Scan the lines below for the word "left". Copy each line you find it in.
========================================================================
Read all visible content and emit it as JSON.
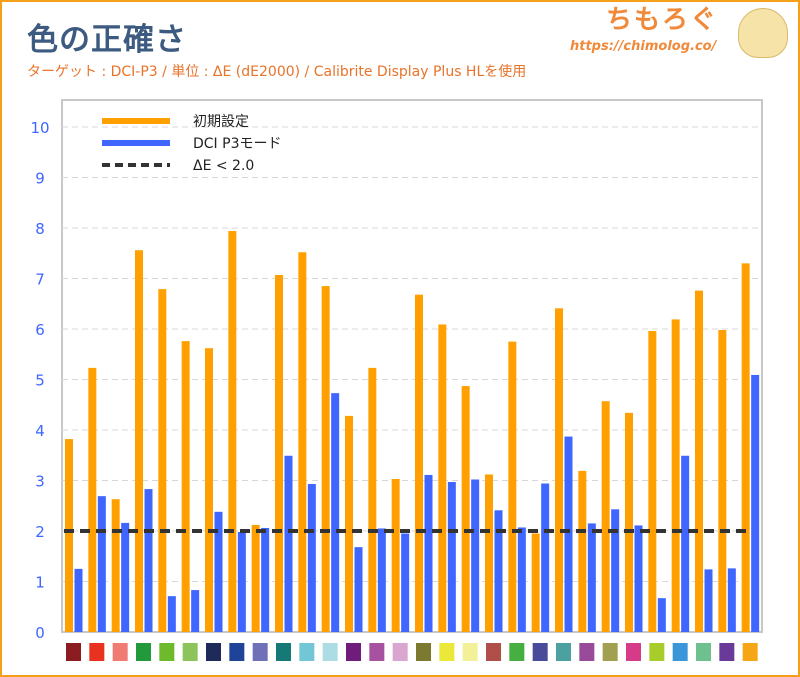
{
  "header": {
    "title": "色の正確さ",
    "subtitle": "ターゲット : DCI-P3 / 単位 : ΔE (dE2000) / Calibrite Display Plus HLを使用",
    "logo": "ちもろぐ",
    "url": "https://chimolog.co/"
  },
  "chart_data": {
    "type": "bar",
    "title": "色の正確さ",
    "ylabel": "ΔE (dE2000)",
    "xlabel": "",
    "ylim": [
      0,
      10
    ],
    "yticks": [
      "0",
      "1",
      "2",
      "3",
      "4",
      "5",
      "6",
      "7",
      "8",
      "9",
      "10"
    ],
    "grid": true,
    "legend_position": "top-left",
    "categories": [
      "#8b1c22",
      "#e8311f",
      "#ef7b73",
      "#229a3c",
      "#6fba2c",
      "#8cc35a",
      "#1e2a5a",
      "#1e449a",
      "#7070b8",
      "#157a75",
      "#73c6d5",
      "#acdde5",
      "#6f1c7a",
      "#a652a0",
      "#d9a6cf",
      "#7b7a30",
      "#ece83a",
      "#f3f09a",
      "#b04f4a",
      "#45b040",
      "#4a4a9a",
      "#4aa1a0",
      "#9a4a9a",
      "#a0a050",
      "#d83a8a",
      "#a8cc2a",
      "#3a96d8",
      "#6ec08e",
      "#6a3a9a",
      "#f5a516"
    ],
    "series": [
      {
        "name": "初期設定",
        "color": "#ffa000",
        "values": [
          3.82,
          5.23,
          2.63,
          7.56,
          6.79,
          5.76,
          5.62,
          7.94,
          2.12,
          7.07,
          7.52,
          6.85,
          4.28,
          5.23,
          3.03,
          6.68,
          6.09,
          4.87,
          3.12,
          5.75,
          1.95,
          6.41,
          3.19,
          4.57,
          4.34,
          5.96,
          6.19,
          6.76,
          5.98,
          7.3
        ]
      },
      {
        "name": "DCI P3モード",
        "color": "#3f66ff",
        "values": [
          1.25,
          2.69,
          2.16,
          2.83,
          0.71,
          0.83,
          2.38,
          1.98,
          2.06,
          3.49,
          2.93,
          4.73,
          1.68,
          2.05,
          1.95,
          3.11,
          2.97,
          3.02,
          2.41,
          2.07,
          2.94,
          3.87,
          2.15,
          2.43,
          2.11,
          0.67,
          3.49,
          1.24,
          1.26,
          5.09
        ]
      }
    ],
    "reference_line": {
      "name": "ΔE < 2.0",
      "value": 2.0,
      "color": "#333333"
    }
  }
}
========================================================================
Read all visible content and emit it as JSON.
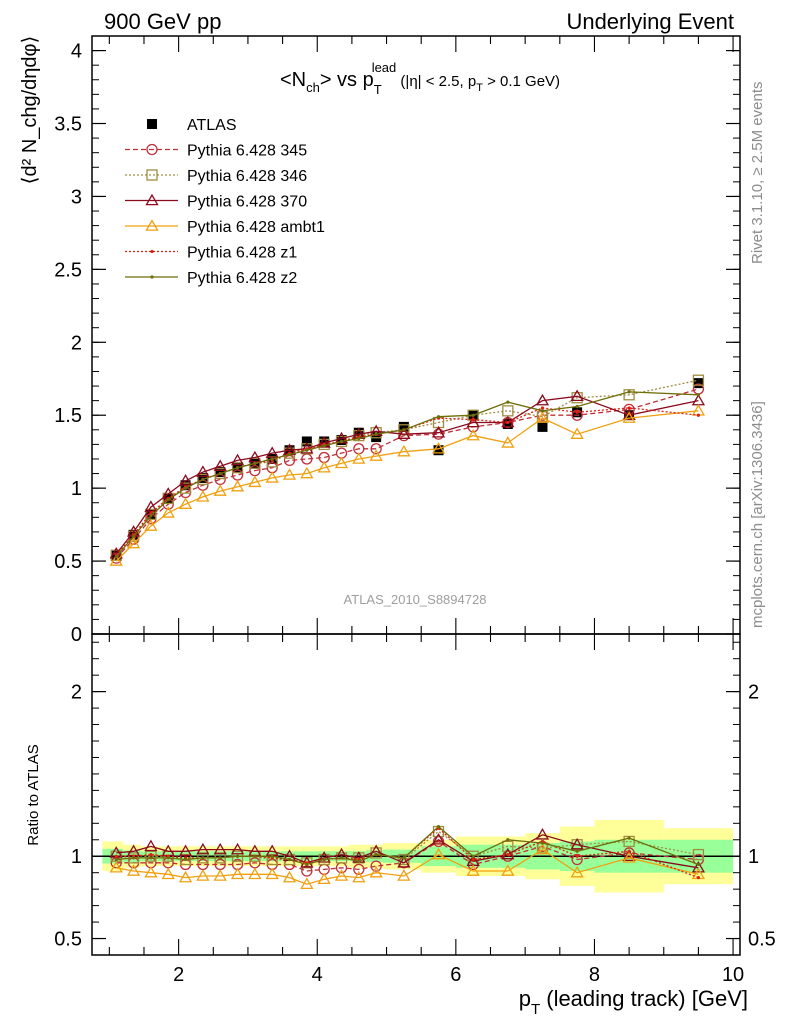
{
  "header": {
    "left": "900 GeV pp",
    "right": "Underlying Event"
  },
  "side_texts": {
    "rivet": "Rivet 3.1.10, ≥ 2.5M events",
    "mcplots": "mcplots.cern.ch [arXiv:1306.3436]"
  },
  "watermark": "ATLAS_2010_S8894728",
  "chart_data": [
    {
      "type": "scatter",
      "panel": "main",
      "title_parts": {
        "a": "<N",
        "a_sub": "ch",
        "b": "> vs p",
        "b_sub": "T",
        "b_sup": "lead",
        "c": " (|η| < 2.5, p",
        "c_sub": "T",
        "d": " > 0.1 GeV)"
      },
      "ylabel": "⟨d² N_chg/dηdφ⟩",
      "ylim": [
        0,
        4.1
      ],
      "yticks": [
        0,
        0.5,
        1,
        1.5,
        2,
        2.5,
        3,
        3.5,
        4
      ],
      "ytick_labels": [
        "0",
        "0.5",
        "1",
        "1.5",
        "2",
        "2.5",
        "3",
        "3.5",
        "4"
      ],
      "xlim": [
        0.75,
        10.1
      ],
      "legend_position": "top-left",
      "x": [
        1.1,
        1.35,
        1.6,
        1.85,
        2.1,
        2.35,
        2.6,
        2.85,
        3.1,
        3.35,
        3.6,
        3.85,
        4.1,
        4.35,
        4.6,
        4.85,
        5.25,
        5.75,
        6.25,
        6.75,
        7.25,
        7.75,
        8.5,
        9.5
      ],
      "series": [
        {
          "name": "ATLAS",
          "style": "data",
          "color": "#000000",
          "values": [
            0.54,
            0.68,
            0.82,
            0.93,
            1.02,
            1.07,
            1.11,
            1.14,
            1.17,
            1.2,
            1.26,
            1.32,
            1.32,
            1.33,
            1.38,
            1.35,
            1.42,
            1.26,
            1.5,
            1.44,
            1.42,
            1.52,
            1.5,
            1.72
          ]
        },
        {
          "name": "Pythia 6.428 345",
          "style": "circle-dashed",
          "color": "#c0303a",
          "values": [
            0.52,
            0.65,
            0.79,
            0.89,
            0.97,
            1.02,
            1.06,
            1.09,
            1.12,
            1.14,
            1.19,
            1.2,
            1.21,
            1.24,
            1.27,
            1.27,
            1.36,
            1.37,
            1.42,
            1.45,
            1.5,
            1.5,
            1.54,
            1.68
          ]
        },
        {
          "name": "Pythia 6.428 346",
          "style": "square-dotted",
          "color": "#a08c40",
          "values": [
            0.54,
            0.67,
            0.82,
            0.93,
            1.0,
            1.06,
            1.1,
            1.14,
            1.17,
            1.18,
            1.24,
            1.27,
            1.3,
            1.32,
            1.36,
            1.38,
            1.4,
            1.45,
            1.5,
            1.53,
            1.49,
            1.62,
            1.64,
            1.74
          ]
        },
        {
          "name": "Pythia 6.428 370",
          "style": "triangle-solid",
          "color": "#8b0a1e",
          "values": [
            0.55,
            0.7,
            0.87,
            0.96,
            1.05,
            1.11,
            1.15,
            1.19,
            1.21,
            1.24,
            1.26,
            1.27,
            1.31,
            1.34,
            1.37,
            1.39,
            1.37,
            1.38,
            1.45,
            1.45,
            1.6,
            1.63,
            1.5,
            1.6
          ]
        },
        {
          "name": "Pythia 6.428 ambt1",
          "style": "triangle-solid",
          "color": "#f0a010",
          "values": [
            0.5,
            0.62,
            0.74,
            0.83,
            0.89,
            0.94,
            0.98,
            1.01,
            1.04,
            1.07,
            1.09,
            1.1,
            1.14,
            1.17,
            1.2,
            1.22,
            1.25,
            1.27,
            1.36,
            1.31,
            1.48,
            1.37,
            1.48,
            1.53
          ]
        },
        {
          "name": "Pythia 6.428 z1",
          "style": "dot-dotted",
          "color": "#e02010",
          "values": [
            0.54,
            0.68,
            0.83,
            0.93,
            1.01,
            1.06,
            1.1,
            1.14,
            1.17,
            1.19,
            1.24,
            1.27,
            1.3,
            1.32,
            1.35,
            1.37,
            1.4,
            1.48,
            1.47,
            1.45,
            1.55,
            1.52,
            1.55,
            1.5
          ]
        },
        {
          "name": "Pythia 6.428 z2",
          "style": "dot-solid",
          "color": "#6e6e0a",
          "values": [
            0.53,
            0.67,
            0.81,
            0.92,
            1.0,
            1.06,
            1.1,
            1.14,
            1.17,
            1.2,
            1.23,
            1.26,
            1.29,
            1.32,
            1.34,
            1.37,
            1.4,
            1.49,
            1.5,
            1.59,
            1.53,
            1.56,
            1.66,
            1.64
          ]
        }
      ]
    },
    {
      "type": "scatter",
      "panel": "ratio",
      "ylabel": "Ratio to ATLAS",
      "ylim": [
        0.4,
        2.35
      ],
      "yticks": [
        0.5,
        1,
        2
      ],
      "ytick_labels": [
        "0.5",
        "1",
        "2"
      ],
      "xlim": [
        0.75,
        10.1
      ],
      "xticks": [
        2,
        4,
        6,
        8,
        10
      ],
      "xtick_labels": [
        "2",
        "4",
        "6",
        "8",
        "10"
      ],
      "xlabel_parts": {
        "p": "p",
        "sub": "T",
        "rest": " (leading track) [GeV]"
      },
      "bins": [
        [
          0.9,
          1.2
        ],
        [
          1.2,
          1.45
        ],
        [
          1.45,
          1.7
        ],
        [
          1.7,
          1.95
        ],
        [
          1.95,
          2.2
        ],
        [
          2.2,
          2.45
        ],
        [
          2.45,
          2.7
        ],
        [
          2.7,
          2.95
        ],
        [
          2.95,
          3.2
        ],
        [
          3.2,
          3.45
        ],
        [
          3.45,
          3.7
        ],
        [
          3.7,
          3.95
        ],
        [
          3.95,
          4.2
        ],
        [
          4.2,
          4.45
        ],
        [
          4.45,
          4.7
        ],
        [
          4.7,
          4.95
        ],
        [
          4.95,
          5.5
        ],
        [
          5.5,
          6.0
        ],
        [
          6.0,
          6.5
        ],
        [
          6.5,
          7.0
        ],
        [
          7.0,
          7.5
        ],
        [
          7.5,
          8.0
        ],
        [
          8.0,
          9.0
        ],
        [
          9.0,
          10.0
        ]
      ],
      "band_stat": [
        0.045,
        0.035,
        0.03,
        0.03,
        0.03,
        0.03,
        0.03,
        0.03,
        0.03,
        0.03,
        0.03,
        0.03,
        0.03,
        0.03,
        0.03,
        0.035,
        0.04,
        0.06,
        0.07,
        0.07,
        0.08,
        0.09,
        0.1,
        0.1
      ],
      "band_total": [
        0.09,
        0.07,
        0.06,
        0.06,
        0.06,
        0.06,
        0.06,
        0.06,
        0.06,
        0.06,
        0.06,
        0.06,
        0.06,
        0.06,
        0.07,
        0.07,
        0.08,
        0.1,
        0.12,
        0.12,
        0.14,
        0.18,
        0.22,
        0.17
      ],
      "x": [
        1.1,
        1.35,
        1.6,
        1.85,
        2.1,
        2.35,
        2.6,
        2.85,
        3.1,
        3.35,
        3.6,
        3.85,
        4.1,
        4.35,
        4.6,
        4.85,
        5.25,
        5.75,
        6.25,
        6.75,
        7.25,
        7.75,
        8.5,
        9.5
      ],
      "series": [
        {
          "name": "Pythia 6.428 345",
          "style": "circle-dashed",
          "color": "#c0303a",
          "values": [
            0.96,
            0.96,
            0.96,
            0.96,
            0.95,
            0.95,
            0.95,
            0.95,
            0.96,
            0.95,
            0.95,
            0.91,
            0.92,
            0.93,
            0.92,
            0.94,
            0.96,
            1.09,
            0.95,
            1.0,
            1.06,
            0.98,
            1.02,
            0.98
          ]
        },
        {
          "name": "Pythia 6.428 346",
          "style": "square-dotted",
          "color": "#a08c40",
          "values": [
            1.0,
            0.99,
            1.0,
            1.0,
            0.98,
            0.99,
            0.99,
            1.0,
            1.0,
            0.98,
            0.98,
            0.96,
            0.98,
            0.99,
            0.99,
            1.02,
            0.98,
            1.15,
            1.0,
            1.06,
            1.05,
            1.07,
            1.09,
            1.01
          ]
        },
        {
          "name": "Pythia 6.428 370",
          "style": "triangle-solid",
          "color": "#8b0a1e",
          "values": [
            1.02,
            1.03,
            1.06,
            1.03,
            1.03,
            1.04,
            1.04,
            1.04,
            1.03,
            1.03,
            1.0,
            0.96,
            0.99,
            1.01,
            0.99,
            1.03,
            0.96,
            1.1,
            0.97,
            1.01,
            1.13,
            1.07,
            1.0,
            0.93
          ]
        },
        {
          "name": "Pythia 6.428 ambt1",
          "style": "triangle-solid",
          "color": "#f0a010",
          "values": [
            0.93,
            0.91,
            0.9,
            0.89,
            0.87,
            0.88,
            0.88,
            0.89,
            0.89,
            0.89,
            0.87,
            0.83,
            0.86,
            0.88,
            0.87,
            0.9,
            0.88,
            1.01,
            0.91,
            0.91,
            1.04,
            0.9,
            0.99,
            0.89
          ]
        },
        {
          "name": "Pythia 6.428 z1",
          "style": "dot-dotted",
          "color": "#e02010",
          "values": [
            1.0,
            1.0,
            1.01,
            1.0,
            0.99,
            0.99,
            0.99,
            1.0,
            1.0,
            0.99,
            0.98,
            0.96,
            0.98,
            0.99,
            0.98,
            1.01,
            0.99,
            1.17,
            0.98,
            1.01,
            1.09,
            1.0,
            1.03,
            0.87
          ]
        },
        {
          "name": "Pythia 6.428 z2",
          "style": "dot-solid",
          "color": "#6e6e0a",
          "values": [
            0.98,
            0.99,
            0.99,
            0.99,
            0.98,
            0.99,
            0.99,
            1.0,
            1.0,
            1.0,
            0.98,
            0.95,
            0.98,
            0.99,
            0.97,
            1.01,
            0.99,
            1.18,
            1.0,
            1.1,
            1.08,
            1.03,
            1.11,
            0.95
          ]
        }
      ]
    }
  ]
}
========================================================================
# Correct response:
    "legend_position": "top-left",
    "left": "900 GeV pp",
      "legend_position": "top-left",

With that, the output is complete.